>> BEGIN Given data

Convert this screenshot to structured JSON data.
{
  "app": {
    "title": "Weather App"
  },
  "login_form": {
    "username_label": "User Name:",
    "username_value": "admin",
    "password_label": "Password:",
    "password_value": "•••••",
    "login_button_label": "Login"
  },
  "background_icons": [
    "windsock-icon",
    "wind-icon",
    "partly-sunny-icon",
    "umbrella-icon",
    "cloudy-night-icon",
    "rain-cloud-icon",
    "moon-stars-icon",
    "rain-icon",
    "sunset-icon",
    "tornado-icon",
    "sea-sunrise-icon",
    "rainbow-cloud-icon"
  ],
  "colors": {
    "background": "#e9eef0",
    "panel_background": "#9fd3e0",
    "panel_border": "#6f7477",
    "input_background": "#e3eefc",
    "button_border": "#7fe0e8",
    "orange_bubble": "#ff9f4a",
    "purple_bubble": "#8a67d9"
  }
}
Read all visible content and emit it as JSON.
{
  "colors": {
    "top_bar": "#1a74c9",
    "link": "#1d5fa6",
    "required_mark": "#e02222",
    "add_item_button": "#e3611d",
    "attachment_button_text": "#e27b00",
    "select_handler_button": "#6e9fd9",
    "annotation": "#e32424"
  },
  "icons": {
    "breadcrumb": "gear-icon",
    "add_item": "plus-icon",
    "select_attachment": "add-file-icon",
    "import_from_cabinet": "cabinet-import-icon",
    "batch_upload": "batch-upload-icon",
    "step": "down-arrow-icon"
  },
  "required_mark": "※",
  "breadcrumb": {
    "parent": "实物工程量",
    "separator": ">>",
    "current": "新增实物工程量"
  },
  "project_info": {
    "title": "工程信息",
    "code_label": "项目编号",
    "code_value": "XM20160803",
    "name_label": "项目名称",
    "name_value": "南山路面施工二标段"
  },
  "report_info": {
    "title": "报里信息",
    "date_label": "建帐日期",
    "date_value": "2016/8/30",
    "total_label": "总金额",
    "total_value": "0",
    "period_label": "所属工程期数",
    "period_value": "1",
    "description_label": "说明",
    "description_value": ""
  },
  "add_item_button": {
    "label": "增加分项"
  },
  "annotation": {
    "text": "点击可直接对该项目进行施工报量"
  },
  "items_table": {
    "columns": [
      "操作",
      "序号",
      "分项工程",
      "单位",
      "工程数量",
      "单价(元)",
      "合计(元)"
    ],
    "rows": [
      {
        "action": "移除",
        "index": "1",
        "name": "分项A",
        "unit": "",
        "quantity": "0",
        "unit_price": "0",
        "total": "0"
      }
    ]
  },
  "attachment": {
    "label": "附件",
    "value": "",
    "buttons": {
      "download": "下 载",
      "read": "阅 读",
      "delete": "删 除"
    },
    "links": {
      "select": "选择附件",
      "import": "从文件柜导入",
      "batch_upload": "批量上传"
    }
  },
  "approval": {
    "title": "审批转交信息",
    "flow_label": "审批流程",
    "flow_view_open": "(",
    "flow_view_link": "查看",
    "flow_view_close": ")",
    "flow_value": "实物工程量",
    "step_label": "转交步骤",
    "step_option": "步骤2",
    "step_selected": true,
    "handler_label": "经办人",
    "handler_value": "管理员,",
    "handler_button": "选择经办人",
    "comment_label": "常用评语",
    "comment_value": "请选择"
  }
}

>> END Given data

*Your goal:*
Working from the material above, retype it in its entirety without change.

*Task solution:*
Convert this screenshot to structured JSON data.
{
  "app": {
    "title": "Weather App"
  },
  "login_form": {
    "username_label": "User Name:",
    "username_value": "admin",
    "password_label": "Password:",
    "password_value": "•••••",
    "login_button_label": "Login"
  },
  "background_icons": [
    "windsock-icon",
    "wind-icon",
    "partly-sunny-icon",
    "umbrella-icon",
    "cloudy-night-icon",
    "rain-cloud-icon",
    "moon-stars-icon",
    "rain-icon",
    "sunset-icon",
    "tornado-icon",
    "sea-sunrise-icon",
    "rainbow-cloud-icon"
  ],
  "colors": {
    "background": "#e9eef0",
    "panel_background": "#9fd3e0",
    "panel_border": "#6f7477",
    "input_background": "#e3eefc",
    "button_border": "#7fe0e8",
    "orange_bubble": "#ff9f4a",
    "purple_bubble": "#8a67d9"
  }
}
Read all visible content and emit it as JSON.
{
  "colors": {
    "top_bar": "#1a74c9",
    "link": "#1d5fa6",
    "required_mark": "#e02222",
    "add_item_button": "#e3611d",
    "attachment_button_text": "#e27b00",
    "select_handler_button": "#6e9fd9",
    "annotation": "#e32424"
  },
  "icons": {
    "breadcrumb": "gear-icon",
    "add_item": "plus-icon",
    "select_attachment": "add-file-icon",
    "import_from_cabinet": "cabinet-import-icon",
    "batch_upload": "batch-upload-icon",
    "step": "down-arrow-icon"
  },
  "required_mark": "※",
  "breadcrumb": {
    "parent": "实物工程量",
    "separator": ">>",
    "current": "新增实物工程量"
  },
  "project_info": {
    "title": "工程信息",
    "code_label": "项目编号",
    "code_value": "XM20160803",
    "name_label": "项目名称",
    "name_value": "南山路面施工二标段"
  },
  "report_info": {
    "title": "报里信息",
    "date_label": "建帐日期",
    "date_value": "2016/8/30",
    "total_label": "总金额",
    "total_value": "0",
    "period_label": "所属工程期数",
    "period_value": "1",
    "description_label": "说明",
    "description_value": ""
  },
  "add_item_button": {
    "label": "增加分项"
  },
  "annotation": {
    "text": "点击可直接对该项目进行施工报量"
  },
  "items_table": {
    "columns": [
      "操作",
      "序号",
      "分项工程",
      "单位",
      "工程数量",
      "单价(元)",
      "合计(元)"
    ],
    "rows": [
      {
        "action": "移除",
        "index": "1",
        "name": "分项A",
        "unit": "",
        "quantity": "0",
        "unit_price": "0",
        "total": "0"
      }
    ]
  },
  "attachment": {
    "label": "附件",
    "value": "",
    "buttons": {
      "download": "下 载",
      "read": "阅 读",
      "delete": "删 除"
    },
    "links": {
      "select": "选择附件",
      "import": "从文件柜导入",
      "batch_upload": "批量上传"
    }
  },
  "approval": {
    "title": "审批转交信息",
    "flow_label": "审批流程",
    "flow_view_open": "(",
    "flow_view_link": "查看",
    "flow_view_close": ")",
    "flow_value": "实物工程量",
    "step_label": "转交步骤",
    "step_option": "步骤2",
    "step_selected": true,
    "handler_label": "经办人",
    "handler_value": "管理员,",
    "handler_button": "选择经办人",
    "comment_label": "常用评语",
    "comment_value": "请选择"
  }
}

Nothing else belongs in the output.